**SELECTED TEXT:**
I don't see that. Eager loading is a way to tell the o/r mapper to load what you want and pass back the graph to the caller so the code in the caller doesn't have the chance to touch the DB. That's essential in code which uses repositories: any object returned from a repository which supports lazy loading bypasses the repository of the element that's lazy loaded.

In fact, I'll go as far as that with a puristic DDD implementation, there's no lazy loading nor is there eager loading, simply because all related entities are always loaded through their repositories: the orders of a customer are read by the order repository, not by touching the Orders property on a customer instance.

I have read 'evil' a couple of times now here, but no-one has given even the slightest argument why. So let's give that one, shall we?

Eager loading is 'evil' if the eager loading system is not allowing you to define the exact graph in detail, as the 'evil' part comes from the fact that you will load data you don't need. That might be inefficient, but in practice, that's just BS in a lot of cases, simply because the DB engine has read these rows anyway.

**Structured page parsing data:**
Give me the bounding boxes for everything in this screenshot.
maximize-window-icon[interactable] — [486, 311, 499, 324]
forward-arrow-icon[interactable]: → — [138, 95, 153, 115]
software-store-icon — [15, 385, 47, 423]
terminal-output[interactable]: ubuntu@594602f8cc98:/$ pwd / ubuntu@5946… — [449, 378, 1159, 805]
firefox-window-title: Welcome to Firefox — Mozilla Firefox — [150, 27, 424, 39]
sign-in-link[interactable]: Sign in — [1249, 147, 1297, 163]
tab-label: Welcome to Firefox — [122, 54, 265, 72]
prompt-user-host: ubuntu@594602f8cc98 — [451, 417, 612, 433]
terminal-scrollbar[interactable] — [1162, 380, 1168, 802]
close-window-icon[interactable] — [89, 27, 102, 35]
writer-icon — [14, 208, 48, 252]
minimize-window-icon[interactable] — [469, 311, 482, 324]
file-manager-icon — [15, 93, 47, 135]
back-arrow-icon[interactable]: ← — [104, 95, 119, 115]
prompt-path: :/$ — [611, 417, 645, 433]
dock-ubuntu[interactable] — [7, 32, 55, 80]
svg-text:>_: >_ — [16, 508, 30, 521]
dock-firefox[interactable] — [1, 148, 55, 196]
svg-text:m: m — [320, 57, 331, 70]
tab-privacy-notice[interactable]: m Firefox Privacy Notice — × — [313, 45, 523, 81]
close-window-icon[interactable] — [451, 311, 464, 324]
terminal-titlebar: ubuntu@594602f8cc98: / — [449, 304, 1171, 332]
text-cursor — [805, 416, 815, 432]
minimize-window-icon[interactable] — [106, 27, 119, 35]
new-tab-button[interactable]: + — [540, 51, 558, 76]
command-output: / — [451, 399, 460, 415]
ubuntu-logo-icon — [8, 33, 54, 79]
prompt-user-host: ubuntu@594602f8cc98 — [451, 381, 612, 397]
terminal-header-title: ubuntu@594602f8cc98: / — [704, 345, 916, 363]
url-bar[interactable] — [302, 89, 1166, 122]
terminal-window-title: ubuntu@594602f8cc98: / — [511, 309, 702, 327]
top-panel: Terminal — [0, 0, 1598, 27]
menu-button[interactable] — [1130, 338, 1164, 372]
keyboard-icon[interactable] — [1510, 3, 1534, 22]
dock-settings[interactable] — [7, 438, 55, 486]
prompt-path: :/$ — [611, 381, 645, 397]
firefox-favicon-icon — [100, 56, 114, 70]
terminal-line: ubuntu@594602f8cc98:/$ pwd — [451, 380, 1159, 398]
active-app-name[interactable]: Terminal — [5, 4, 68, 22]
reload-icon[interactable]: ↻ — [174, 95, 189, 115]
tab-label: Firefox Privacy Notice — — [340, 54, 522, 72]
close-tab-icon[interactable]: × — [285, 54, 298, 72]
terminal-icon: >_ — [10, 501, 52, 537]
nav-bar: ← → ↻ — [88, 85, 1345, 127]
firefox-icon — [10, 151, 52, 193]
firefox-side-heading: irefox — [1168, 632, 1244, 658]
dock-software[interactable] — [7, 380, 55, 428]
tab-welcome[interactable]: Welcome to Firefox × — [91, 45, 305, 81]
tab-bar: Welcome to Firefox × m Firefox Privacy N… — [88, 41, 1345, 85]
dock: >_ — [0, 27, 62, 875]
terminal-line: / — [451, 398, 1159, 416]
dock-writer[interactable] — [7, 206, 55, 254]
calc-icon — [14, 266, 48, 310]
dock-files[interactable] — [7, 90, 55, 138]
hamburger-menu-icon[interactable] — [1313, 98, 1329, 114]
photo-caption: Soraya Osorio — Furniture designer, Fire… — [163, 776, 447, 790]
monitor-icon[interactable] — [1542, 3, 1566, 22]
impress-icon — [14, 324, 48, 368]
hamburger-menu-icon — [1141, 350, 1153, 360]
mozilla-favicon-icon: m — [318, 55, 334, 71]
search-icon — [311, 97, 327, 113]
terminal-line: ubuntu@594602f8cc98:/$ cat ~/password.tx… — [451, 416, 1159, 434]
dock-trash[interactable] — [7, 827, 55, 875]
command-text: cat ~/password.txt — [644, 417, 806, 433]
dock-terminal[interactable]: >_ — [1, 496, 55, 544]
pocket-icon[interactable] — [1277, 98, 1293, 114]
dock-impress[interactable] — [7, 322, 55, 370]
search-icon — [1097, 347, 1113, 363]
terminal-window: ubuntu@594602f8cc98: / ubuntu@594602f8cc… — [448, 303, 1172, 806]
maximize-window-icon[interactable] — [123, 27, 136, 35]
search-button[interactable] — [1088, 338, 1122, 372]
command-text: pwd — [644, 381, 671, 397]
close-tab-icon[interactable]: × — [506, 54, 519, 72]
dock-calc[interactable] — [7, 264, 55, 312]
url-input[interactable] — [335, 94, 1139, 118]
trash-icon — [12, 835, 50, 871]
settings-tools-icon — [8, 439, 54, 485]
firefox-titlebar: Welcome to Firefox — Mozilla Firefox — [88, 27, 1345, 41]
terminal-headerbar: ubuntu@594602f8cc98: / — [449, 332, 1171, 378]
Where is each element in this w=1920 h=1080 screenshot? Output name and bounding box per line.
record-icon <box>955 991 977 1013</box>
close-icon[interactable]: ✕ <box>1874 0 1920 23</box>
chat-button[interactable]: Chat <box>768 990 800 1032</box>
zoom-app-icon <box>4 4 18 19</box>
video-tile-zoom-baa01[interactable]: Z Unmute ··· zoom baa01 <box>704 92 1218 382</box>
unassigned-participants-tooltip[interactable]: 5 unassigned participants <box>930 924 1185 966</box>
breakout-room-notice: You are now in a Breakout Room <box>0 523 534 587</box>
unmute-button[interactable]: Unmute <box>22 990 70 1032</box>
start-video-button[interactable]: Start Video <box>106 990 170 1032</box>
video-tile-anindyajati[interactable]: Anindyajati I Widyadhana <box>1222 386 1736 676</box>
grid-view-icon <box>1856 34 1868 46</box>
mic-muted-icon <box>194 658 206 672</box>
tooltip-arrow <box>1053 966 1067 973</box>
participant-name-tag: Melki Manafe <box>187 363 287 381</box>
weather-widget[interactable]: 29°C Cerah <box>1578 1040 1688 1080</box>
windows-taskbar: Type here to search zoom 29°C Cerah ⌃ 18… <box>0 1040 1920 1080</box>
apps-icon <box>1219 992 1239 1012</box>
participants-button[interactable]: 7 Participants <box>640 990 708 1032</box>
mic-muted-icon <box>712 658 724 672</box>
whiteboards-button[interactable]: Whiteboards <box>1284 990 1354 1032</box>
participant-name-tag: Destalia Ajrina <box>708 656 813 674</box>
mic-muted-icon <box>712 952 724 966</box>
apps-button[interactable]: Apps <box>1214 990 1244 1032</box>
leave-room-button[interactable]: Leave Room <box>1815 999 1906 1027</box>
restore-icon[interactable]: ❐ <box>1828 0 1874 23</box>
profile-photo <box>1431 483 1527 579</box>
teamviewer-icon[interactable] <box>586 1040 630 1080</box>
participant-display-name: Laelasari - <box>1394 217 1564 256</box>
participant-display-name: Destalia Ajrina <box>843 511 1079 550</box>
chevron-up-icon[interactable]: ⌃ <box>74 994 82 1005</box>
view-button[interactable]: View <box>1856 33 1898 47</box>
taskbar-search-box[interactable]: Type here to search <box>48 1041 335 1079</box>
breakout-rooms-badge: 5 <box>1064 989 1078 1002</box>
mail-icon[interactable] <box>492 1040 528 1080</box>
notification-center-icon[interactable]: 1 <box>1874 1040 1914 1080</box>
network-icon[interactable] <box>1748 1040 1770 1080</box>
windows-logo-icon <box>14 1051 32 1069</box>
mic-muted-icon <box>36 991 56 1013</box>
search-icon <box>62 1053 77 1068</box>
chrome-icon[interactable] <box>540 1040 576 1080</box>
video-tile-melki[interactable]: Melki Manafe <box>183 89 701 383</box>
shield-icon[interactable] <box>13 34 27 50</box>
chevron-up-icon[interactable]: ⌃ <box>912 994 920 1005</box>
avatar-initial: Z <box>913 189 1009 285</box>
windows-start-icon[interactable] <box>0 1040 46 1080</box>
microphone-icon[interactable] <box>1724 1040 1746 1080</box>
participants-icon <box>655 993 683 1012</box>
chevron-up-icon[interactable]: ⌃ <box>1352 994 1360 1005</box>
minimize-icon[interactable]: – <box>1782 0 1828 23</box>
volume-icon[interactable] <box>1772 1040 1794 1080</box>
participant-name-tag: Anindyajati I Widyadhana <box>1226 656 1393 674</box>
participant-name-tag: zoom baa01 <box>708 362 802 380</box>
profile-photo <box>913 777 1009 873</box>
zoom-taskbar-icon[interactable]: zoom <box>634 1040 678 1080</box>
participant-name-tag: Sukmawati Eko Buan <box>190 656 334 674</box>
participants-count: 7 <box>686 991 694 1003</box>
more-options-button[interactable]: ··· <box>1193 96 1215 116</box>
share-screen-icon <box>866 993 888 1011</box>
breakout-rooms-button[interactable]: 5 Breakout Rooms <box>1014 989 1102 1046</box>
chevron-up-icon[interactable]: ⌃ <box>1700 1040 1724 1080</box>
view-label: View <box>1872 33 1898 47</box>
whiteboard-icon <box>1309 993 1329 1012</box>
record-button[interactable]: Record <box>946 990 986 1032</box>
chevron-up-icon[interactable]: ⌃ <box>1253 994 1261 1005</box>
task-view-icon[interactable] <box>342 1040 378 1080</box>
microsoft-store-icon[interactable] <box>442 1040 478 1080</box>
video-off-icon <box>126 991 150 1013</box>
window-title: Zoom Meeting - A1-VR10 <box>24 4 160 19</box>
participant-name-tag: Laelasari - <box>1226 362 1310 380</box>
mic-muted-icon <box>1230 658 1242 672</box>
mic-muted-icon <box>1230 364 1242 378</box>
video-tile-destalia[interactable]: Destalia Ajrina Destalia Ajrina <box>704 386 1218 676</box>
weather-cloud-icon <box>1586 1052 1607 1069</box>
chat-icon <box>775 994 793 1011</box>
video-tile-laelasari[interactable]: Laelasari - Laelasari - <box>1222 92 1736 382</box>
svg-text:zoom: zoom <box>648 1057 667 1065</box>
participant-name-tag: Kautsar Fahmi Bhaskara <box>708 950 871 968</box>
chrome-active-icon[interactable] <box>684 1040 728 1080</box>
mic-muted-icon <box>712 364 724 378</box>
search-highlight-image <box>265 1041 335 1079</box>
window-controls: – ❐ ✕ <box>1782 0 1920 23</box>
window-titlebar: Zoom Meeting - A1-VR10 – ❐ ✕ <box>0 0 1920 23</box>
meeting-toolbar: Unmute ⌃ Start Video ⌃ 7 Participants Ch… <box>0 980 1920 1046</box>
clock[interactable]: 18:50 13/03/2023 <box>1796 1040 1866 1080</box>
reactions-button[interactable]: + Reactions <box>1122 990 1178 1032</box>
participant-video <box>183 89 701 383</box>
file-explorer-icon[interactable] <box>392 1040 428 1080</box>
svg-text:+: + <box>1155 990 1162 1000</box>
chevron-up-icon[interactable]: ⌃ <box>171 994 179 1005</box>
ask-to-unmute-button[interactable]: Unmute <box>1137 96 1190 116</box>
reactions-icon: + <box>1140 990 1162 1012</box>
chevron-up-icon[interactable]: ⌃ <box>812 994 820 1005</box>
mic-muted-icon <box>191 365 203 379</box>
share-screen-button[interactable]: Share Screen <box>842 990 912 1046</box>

**REQUIRED TASKS:**
**A)** Condense the paragraph of the eager loading post that begins "Eager loading is 'evil' if" into two short sentences, keeping its main facts.
**B)** According to the eager loading post, in a puristic DDD implementation, which repository reads the orders of a customer?

**RESPONSES TO THE TASKS:**
**A)** Eager loading is "evil" only when the system doesn't let you define the exact graph in detail, because you then load data you don't need. This can be inefficient, but in many cases it doesn't matter, since the DB engine has read those rows anyway.

**B)** The order repository.